→ **To do**: Reproduce only the records starting with the line that contains "Patent image size: (879, 742)." and going on through the line that contains "In FIG. 6a, the fibers 69 is at (640, 335).", with "non-rigid" renamed to "flexible" and nothing else altered.

(Stored dataset items)
════════════════════

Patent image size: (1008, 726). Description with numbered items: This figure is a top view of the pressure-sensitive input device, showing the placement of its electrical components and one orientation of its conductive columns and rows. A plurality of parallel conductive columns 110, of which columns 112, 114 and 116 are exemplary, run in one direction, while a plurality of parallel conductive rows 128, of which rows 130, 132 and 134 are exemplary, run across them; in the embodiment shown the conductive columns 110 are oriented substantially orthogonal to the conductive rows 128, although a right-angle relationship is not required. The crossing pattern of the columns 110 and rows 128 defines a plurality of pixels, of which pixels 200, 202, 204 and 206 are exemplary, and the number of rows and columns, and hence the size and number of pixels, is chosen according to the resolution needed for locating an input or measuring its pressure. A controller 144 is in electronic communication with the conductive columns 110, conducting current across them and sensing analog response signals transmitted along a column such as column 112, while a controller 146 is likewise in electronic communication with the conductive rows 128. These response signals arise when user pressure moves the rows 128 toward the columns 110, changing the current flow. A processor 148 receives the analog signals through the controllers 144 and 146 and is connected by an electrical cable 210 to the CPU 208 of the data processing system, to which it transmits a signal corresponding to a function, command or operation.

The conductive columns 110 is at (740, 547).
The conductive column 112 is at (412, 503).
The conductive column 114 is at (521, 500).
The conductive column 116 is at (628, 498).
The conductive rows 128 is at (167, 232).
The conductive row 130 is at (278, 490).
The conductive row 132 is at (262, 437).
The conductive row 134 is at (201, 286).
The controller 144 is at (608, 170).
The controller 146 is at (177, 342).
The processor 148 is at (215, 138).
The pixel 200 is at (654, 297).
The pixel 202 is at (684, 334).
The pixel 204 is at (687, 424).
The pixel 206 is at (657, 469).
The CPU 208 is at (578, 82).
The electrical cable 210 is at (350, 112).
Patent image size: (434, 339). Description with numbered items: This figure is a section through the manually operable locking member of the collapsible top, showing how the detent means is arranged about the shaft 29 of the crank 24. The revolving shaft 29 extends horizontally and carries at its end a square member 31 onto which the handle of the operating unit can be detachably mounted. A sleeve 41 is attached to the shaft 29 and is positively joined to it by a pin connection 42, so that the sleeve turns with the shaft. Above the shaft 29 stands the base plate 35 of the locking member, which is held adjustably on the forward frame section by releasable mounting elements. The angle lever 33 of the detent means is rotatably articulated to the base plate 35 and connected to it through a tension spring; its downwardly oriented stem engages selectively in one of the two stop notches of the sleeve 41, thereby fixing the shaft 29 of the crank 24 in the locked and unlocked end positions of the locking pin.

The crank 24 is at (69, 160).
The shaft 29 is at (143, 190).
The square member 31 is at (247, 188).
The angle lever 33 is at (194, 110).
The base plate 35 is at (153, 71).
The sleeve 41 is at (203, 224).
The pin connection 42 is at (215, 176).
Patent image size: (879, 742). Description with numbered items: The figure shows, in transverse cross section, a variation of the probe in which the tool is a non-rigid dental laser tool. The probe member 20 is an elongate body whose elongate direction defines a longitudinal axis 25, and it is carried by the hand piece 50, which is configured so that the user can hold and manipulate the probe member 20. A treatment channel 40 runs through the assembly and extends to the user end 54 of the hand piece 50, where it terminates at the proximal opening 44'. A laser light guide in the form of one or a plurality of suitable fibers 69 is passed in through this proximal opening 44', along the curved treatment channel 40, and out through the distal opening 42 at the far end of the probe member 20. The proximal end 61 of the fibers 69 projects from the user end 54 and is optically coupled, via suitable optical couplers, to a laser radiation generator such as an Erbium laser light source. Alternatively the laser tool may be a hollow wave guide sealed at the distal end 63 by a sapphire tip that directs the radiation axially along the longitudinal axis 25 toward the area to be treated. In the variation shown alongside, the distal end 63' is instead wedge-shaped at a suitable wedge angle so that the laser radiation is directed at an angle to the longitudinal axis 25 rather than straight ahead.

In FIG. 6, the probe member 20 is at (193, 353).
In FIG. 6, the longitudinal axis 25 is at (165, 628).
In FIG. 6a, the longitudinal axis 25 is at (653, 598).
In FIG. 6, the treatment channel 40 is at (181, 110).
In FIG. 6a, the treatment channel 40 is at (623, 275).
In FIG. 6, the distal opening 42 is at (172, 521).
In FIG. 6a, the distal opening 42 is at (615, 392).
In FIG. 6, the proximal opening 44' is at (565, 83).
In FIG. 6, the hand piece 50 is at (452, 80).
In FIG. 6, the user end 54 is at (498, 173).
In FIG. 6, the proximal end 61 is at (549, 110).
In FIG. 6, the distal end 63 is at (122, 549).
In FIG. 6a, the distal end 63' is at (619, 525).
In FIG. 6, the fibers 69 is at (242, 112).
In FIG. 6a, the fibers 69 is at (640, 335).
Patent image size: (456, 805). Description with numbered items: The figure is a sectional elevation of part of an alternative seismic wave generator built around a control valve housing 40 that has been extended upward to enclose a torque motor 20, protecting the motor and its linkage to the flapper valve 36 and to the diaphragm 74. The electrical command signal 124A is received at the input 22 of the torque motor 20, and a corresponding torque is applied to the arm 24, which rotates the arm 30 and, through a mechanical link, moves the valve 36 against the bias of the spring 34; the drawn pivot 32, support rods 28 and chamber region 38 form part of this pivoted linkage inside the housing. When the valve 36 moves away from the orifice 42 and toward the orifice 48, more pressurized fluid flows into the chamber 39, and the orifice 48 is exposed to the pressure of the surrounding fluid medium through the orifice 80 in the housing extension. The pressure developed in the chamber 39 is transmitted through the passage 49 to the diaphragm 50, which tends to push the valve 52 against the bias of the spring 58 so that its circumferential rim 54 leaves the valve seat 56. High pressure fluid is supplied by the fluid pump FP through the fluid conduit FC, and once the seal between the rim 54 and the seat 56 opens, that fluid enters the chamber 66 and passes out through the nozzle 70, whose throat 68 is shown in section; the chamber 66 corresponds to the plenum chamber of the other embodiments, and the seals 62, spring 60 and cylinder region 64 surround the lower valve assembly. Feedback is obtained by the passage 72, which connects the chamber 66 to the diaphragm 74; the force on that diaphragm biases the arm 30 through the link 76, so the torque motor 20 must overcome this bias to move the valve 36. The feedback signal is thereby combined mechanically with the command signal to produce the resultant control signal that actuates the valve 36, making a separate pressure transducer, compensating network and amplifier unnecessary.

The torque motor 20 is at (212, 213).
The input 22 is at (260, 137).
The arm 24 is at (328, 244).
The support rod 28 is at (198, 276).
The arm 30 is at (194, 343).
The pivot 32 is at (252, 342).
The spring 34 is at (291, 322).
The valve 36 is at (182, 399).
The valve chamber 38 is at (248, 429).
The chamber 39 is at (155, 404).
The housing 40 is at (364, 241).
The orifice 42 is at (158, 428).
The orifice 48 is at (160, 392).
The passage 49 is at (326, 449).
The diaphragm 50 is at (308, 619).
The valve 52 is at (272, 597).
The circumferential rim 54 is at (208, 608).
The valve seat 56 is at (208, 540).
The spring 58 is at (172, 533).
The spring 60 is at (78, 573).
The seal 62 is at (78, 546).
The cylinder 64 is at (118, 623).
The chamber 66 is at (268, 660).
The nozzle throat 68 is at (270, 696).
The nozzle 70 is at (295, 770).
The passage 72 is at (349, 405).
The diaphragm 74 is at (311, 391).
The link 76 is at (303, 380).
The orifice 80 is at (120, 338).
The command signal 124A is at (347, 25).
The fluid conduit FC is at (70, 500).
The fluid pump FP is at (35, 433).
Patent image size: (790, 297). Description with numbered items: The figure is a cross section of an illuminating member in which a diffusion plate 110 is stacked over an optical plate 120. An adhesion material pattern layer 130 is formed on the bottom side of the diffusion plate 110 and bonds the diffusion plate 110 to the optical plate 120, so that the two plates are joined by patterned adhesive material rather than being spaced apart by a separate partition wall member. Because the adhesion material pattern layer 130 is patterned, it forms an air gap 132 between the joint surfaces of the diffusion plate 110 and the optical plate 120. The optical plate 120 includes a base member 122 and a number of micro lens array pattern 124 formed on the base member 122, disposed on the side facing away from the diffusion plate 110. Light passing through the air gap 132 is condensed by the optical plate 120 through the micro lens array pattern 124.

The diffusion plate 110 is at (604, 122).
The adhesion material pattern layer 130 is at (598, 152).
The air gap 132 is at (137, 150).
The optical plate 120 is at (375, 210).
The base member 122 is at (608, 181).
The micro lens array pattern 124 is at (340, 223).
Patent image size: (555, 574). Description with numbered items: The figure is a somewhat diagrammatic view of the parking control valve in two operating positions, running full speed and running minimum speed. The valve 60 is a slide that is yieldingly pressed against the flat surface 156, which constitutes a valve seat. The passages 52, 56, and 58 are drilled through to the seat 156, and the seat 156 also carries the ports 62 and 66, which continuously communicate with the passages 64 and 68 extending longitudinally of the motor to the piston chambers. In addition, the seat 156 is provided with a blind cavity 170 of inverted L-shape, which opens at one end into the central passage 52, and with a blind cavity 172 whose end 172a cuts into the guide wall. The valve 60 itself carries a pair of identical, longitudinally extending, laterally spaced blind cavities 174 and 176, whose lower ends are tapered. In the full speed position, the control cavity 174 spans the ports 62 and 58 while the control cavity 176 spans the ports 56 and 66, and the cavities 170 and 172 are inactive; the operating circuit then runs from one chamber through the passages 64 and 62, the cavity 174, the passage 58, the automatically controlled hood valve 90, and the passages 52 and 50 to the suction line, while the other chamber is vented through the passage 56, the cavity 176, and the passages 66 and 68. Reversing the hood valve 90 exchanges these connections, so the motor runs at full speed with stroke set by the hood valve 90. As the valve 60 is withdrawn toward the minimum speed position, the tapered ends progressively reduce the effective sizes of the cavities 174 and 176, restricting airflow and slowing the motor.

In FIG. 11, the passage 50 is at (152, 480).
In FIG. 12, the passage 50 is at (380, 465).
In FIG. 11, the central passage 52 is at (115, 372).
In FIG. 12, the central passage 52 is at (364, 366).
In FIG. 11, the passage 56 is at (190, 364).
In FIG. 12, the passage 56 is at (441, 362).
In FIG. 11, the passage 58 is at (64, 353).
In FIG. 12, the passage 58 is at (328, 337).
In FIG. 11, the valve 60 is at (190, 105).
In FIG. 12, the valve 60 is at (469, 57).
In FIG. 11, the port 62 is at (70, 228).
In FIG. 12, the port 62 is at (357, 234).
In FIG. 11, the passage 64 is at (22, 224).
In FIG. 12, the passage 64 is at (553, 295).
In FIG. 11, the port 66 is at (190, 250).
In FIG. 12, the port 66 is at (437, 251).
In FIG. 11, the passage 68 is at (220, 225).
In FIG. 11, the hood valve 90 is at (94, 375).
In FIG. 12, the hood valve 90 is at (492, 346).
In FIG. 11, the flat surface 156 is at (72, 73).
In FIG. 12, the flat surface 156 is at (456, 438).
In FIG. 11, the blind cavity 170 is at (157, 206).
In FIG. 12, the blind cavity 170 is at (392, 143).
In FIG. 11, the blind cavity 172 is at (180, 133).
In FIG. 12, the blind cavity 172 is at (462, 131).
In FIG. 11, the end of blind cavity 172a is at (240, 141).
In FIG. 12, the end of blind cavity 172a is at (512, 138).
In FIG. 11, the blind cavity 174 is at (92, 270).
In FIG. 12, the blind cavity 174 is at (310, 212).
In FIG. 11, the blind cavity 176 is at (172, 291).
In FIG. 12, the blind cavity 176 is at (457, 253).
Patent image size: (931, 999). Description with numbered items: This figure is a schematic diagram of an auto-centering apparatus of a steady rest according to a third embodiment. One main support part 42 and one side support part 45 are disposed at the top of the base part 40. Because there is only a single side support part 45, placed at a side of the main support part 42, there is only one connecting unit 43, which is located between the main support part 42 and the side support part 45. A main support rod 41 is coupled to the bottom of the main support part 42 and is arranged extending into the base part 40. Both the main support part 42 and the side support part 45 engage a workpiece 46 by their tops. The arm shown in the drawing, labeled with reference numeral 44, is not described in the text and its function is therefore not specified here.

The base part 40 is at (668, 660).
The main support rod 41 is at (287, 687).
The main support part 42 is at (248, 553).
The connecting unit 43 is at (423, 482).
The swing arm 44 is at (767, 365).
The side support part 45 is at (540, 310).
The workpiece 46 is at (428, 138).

════════════════════

→ **Response**:
Patent image size: (879, 742). Description with numbered items: The figure shows, in transverse cross section, a variation of the probe in which the tool is a flexible dental laser tool. The probe member 20 is an elongate body whose elongate direction defines a longitudinal axis 25, and it is carried by the hand piece 50, which is configured so that the user can hold and manipulate the probe member 20. A treatment channel 40 runs through the assembly and extends to the user end 54 of the hand piece 50, where it terminates at the proximal opening 44'. A laser light guide in the form of one or a plurality of suitable fibers 69 is passed in through this proximal opening 44', along the curved treatment channel 40, and out through the distal opening 42 at the far end of the probe member 20. The proximal end 61 of the fibers 69 projects from the user end 54 and is optically coupled, via suitable optical couplers, to a laser radiation generator such as an Erbium laser light source. Alternatively the laser tool may be a hollow wave guide sealed at the distal end 63 by a sapphire tip that directs the radiation axially along the longitudinal axis 25 toward the area to be treated. In the variation shown alongside, the distal end 63' is instead wedge-shaped at a suitable wedge angle so that the laser radiation is directed at an angle to the longitudinal axis 25 rather than straight ahead.

In FIG. 6, the probe member 20 is at (193, 353).
In FIG. 6, the longitudinal axis 25 is at (165, 628).
In FIG. 6a, the longitudinal axis 25 is at (653, 598).
In FIG. 6, the treatment channel 40 is at (181, 110).
In FIG. 6a, the treatment channel 40 is at (623, 275).
In FIG. 6, the distal opening 42 is at (172, 521).
In FIG. 6a, the distal opening 42 is at (615, 392).
In FIG. 6, the proximal opening 44' is at (565, 83).
In FIG. 6, the hand piece 50 is at (452, 80).
In FIG. 6, the user end 54 is at (498, 173).
In FIG. 6, the proximal end 61 is at (549, 110).
In FIG. 6, the distal end 63 is at (122, 549).
In FIG. 6a, the distal end 63' is at (619, 525).
In FIG. 6, the fibers 69 is at (242, 112).
In FIG. 6a, the fibers 69 is at (640, 335).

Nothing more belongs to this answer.